▸ **Exercise**
In the material below, find all lines with the string "Fahrzeug" and copy them.

▸ **Data provided**
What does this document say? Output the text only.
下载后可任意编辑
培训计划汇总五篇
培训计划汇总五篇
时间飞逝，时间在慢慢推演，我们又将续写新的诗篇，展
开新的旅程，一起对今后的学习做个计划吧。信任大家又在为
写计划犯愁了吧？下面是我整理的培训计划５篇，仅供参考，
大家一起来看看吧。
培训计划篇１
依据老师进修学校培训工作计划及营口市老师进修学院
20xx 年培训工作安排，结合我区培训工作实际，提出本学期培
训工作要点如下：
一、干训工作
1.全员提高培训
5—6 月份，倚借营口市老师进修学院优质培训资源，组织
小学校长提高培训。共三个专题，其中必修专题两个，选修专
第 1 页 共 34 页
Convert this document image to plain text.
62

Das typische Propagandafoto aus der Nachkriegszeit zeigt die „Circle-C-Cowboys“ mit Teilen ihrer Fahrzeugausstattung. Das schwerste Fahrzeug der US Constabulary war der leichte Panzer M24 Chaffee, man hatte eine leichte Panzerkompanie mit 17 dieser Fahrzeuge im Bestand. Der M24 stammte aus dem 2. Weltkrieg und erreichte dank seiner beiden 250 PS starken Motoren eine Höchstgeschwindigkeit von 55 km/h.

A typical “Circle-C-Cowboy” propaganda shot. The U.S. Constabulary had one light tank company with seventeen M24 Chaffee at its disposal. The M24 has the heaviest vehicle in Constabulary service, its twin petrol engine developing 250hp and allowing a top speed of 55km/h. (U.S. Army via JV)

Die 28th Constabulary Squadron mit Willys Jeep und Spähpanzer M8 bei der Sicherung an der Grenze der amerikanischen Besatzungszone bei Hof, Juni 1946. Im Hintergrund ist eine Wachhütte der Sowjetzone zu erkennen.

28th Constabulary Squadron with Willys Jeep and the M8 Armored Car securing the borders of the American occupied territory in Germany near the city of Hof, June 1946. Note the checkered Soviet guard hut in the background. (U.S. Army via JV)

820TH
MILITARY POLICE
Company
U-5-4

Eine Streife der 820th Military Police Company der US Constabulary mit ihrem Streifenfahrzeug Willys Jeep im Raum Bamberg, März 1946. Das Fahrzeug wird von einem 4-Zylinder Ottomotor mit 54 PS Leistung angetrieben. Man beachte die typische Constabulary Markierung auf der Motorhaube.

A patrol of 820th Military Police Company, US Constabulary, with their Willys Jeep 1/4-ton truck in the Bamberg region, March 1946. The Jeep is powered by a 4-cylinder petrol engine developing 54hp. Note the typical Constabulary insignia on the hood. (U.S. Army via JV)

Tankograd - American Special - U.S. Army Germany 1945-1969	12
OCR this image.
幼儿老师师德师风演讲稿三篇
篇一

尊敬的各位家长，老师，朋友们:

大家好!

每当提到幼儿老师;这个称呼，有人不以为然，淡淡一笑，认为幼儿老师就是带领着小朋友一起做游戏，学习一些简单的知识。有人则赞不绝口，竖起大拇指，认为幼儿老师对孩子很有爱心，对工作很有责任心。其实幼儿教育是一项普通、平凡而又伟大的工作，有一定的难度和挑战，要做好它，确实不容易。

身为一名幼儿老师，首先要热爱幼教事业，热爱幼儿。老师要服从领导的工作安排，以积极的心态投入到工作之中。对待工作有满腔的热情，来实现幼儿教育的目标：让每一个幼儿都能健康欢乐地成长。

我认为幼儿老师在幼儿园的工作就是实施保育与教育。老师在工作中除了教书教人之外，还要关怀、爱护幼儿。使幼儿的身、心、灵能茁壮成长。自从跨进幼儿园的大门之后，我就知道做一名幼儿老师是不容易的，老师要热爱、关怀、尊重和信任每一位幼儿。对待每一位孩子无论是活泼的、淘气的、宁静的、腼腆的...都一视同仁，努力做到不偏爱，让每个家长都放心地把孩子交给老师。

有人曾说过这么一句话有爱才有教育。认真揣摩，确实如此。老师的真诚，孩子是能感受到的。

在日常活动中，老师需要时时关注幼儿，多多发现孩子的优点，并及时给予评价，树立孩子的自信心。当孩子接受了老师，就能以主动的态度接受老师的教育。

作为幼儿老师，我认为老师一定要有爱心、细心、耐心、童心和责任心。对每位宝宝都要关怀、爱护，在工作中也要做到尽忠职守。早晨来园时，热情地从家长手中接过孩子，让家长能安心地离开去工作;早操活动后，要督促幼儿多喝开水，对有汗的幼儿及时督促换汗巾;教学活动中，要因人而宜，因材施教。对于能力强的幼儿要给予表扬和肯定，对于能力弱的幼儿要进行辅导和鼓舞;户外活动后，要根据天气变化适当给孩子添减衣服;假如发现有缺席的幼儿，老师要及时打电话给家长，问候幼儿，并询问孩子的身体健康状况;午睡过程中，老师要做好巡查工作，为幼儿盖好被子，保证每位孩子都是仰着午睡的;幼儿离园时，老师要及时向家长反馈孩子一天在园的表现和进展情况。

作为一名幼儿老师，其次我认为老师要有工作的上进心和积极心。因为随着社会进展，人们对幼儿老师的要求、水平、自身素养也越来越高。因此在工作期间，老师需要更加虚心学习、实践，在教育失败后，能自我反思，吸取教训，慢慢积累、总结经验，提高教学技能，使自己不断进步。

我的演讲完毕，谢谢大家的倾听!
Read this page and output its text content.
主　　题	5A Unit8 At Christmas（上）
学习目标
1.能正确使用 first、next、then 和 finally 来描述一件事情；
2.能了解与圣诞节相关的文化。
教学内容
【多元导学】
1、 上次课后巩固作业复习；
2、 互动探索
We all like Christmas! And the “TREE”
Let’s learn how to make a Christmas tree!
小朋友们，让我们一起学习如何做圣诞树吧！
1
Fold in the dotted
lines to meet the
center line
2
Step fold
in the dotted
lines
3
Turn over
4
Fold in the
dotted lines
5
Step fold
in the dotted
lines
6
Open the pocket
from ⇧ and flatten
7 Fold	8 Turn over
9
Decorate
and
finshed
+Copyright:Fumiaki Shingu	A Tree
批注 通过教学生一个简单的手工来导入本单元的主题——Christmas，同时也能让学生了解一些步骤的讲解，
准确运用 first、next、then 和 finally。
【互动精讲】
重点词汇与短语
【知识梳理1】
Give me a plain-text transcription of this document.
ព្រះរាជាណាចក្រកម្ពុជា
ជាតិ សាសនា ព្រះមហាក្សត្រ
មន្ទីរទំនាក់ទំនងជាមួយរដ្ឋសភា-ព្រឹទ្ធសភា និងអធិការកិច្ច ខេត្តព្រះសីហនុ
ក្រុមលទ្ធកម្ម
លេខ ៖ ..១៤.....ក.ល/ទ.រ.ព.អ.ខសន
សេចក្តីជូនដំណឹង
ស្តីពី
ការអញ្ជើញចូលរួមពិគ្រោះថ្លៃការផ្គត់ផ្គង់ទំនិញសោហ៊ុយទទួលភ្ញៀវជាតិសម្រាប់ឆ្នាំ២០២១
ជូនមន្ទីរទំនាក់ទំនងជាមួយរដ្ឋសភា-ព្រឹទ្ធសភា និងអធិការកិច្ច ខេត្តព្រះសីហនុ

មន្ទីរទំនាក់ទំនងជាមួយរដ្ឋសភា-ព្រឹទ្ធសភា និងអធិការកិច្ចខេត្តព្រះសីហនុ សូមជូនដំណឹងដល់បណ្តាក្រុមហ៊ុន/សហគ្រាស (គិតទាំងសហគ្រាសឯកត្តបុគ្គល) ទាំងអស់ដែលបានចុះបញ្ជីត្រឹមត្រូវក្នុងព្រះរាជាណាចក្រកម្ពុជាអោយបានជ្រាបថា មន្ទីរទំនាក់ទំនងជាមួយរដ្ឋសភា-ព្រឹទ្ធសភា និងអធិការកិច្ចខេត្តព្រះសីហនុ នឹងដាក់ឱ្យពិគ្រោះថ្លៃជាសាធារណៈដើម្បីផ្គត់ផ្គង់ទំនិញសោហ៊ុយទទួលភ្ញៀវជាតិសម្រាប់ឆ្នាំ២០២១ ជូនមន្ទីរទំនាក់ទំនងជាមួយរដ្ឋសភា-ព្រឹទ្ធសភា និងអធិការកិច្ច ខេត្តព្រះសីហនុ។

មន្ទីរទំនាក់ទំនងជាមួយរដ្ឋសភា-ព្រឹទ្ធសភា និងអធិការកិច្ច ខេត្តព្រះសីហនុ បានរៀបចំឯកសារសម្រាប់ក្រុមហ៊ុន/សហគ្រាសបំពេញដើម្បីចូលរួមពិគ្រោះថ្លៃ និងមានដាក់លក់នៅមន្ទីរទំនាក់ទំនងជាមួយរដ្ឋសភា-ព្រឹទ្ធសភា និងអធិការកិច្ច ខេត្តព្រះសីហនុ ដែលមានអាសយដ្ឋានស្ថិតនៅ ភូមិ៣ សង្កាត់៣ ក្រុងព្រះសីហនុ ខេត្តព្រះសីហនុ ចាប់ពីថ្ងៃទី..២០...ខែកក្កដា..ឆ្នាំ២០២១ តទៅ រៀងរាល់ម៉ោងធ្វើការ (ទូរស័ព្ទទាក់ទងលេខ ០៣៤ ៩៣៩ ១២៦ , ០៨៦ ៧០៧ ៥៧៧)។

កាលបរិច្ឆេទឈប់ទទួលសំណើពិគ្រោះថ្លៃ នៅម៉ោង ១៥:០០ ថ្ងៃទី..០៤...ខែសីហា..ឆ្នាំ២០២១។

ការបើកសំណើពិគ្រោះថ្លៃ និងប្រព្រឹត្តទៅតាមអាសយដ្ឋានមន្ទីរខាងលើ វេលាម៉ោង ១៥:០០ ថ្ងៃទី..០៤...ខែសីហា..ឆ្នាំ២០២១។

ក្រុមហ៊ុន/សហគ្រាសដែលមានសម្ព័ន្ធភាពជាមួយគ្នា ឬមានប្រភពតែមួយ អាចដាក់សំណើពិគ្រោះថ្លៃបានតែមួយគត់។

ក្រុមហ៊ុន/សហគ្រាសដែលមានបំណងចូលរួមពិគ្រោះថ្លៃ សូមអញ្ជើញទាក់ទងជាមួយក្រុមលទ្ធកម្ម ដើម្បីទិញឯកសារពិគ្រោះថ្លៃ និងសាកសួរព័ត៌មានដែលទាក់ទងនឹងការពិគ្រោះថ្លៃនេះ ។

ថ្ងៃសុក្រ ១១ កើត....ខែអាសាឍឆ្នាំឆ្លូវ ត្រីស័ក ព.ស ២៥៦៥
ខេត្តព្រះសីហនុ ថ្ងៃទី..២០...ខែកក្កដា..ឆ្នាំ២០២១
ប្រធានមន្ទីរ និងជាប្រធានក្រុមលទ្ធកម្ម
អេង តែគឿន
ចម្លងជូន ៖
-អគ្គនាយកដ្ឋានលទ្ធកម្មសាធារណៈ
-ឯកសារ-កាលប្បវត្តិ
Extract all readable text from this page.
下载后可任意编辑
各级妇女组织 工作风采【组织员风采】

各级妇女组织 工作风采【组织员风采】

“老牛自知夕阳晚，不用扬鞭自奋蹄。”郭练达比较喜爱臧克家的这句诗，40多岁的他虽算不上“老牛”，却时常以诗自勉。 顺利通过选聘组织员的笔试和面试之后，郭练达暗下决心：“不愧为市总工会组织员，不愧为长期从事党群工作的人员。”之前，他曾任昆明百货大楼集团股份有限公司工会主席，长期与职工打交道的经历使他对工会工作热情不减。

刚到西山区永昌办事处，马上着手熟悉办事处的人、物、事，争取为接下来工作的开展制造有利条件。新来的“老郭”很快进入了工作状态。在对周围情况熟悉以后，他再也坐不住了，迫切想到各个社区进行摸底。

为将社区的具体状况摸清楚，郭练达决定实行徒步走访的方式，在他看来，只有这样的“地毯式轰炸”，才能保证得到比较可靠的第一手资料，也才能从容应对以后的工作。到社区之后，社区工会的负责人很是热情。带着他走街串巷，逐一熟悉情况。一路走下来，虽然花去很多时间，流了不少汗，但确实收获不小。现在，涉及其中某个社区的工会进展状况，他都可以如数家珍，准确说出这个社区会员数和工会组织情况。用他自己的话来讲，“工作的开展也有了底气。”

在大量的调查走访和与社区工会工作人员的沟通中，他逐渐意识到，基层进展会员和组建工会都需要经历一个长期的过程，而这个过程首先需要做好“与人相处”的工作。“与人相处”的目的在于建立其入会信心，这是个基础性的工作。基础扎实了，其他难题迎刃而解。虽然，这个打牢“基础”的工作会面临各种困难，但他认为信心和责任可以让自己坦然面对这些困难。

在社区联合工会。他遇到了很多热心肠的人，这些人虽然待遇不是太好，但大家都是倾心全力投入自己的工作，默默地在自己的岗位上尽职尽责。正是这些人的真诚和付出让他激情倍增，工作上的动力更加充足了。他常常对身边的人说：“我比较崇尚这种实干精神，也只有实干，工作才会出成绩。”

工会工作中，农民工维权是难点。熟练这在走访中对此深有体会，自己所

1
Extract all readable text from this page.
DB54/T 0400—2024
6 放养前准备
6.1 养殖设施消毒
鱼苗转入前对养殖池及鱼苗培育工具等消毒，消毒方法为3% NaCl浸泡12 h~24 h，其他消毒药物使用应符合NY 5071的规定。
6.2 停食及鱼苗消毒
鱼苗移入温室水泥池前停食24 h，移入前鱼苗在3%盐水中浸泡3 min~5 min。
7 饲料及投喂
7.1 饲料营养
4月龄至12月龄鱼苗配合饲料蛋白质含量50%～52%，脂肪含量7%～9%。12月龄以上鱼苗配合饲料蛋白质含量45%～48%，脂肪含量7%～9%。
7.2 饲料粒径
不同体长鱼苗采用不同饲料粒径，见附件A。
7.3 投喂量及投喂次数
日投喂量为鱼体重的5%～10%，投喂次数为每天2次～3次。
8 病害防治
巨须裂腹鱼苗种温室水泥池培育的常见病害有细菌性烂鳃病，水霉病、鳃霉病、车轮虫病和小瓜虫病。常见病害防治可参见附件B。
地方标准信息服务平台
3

▸ **Task answer**
Das typische Propagandafoto aus der Nachkriegszeit zeigt die „Circle-C-Cowboys“ mit Teilen ihrer Fahrzeugausstattung. Das schwerste Fahrzeug der US Constabulary war der leichte Panzer M24 Chaffee, man hatte eine leichte Panzerkompanie mit 17 dieser Fahrzeuge im Bestand. Der M24 stammte aus dem 2. Weltkrieg und erreichte dank seiner beiden 250 PS starken Motoren eine Höchstgeschwindigkeit von 55 km/h.
Eine Streife der 820th Military Police Company der US Constabulary mit ihrem Streifenfahrzeug Willys Jeep im Raum Bamberg, März 1946. Das Fahrzeug wird von einem 4-Zylinder Ottomotor mit 54 PS Leistung angetrieben. Man beachte die typische Constabulary Markierung auf der Motorhaube.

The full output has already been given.